* **Requirements**: Every record that follows must be duplicated exactly, with images left out.

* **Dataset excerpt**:
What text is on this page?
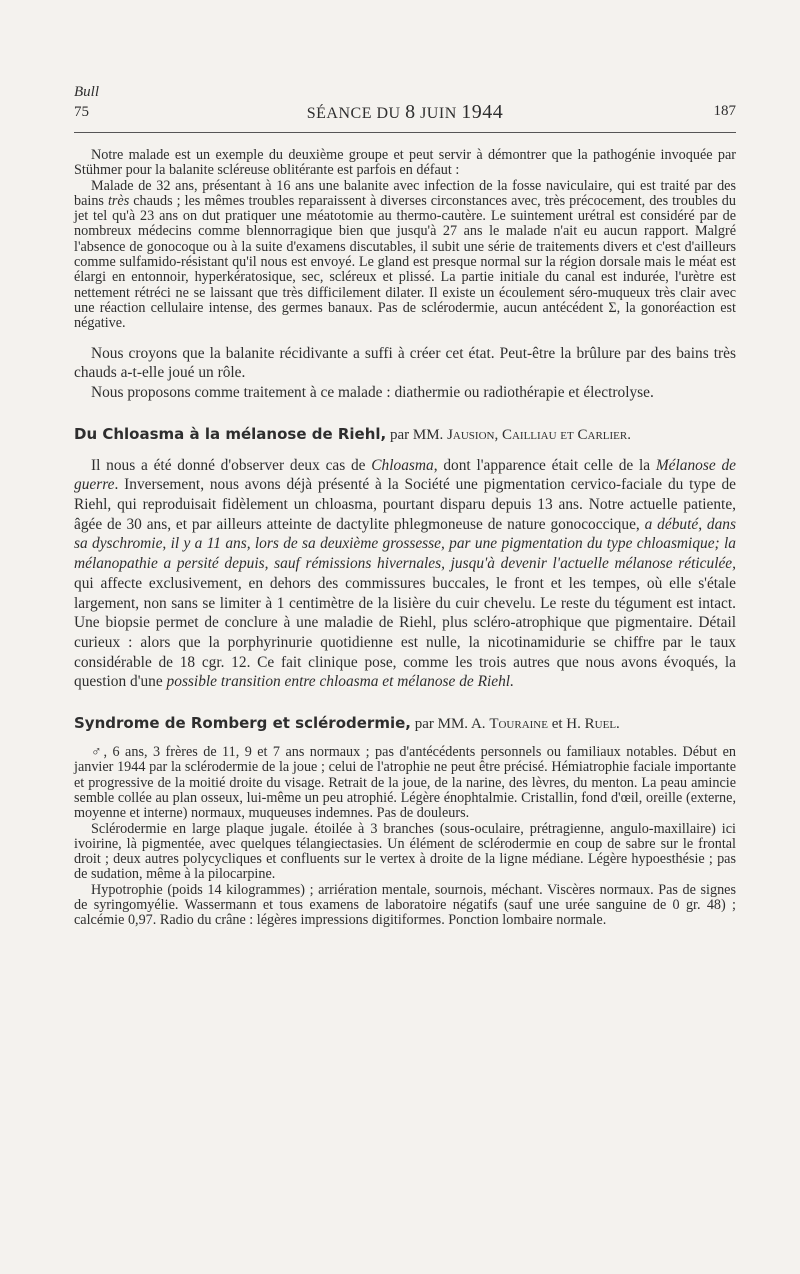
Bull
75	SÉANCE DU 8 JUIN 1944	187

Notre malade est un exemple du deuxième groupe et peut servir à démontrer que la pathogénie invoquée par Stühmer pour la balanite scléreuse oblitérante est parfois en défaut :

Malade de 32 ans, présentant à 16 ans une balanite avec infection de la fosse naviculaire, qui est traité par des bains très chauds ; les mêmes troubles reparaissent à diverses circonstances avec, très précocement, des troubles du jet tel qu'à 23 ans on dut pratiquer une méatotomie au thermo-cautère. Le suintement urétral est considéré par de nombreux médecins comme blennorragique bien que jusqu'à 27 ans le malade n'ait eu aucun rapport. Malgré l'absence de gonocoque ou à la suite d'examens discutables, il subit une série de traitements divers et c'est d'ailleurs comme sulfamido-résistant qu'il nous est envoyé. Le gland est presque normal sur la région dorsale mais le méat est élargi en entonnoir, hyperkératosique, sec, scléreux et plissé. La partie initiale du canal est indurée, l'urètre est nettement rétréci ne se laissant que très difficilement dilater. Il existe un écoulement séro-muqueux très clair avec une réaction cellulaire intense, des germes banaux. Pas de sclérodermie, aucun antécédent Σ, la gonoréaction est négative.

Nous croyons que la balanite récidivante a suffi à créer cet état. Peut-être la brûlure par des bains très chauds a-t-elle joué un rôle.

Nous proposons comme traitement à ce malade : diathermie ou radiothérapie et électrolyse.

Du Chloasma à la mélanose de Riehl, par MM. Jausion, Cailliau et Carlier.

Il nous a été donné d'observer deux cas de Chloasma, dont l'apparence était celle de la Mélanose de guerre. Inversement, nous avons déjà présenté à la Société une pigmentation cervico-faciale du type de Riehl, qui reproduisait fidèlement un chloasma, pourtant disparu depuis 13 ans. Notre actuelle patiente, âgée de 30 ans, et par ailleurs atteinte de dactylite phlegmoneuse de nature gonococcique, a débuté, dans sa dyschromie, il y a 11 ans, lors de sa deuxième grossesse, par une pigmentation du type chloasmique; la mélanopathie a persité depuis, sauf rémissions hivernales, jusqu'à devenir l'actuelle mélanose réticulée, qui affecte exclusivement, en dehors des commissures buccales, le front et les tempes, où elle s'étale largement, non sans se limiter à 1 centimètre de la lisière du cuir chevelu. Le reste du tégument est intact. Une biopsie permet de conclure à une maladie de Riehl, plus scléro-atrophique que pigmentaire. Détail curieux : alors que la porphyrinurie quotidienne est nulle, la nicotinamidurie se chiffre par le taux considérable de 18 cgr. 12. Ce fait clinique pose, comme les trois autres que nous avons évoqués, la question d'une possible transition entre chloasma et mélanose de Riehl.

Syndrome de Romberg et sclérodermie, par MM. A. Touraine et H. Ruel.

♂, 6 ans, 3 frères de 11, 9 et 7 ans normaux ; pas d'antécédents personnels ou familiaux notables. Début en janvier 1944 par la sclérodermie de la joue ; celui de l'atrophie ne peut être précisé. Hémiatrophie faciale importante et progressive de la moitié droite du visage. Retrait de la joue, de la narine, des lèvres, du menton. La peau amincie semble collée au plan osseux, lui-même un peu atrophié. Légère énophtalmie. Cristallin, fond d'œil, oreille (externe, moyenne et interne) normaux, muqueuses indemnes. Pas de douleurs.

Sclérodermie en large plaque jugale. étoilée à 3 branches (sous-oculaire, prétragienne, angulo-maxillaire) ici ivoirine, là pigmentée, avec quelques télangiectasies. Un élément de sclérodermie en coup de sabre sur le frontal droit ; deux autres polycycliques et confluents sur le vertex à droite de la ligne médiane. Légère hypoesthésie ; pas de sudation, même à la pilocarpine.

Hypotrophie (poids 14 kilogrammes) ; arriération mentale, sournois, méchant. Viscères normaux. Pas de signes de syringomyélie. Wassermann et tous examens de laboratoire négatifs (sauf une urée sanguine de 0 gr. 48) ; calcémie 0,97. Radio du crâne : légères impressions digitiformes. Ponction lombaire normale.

* **Solution to the exercise**:
What text is on this page?
Bull
75	SÉANCE DU 8 JUIN 1944	187

Notre malade est un exemple du deuxième groupe et peut servir à démontrer que la pathogénie invoquée par Stühmer pour la balanite scléreuse oblitérante est parfois en défaut :

Malade de 32 ans, présentant à 16 ans une balanite avec infection de la fosse naviculaire, qui est traité par des bains très chauds ; les mêmes troubles reparaissent à diverses circonstances avec, très précocement, des troubles du jet tel qu'à 23 ans on dut pratiquer une méatotomie au thermo-cautère. Le suintement urétral est considéré par de nombreux médecins comme blennorragique bien que jusqu'à 27 ans le malade n'ait eu aucun rapport. Malgré l'absence de gonocoque ou à la suite d'examens discutables, il subit une série de traitements divers et c'est d'ailleurs comme sulfamido-résistant qu'il nous est envoyé. Le gland est presque normal sur la région dorsale mais le méat est élargi en entonnoir, hyperkératosique, sec, scléreux et plissé. La partie initiale du canal est indurée, l'urètre est nettement rétréci ne se laissant que très difficilement dilater. Il existe un écoulement séro-muqueux très clair avec une réaction cellulaire intense, des germes banaux. Pas de sclérodermie, aucun antécédent Σ, la gonoréaction est négative.

Nous croyons que la balanite récidivante a suffi à créer cet état. Peut-être la brûlure par des bains très chauds a-t-elle joué un rôle.

Nous proposons comme traitement à ce malade : diathermie ou radiothérapie et électrolyse.

Du Chloasma à la mélanose de Riehl, par MM. Jausion, Cailliau et Carlier.

Il nous a été donné d'observer deux cas de Chloasma, dont l'apparence était celle de la Mélanose de guerre. Inversement, nous avons déjà présenté à la Société une pigmentation cervico-faciale du type de Riehl, qui reproduisait fidèlement un chloasma, pourtant disparu depuis 13 ans. Notre actuelle patiente, âgée de 30 ans, et par ailleurs atteinte de dactylite phlegmoneuse de nature gonococcique, a débuté, dans sa dyschromie, il y a 11 ans, lors de sa deuxième grossesse, par une pigmentation du type chloasmique; la mélanopathie a persité depuis, sauf rémissions hivernales, jusqu'à devenir l'actuelle mélanose réticulée, qui affecte exclusivement, en dehors des commissures buccales, le front et les tempes, où elle s'étale largement, non sans se limiter à 1 centimètre de la lisière du cuir chevelu. Le reste du tégument est intact. Une biopsie permet de conclure à une maladie de Riehl, plus scléro-atrophique que pigmentaire. Détail curieux : alors que la porphyrinurie quotidienne est nulle, la nicotinamidurie se chiffre par le taux considérable de 18 cgr. 12. Ce fait clinique pose, comme les trois autres que nous avons évoqués, la question d'une possible transition entre chloasma et mélanose de Riehl.

Syndrome de Romberg et sclérodermie, par MM. A. Touraine et H. Ruel.

♂, 6 ans, 3 frères de 11, 9 et 7 ans normaux ; pas d'antécédents personnels ou familiaux notables. Début en janvier 1944 par la sclérodermie de la joue ; celui de l'atrophie ne peut être précisé. Hémiatrophie faciale importante et progressive de la moitié droite du visage. Retrait de la joue, de la narine, des lèvres, du menton. La peau amincie semble collée au plan osseux, lui-même un peu atrophié. Légère énophtalmie. Cristallin, fond d'œil, oreille (externe, moyenne et interne) normaux, muqueuses indemnes. Pas de douleurs.

Sclérodermie en large plaque jugale. étoilée à 3 branches (sous-oculaire, prétragienne, angulo-maxillaire) ici ivoirine, là pigmentée, avec quelques télangiectasies. Un élément de sclérodermie en coup de sabre sur le frontal droit ; deux autres polycycliques et confluents sur le vertex à droite de la ligne médiane. Légère hypoesthésie ; pas de sudation, même à la pilocarpine.

Hypotrophie (poids 14 kilogrammes) ; arriération mentale, sournois, méchant. Viscères normaux. Pas de signes de syringomyélie. Wassermann et tous examens de laboratoire négatifs (sauf une urée sanguine de 0 gr. 48) ; calcémie 0,97. Radio du crâne : légères impressions digitiformes. Ponction lombaire normale.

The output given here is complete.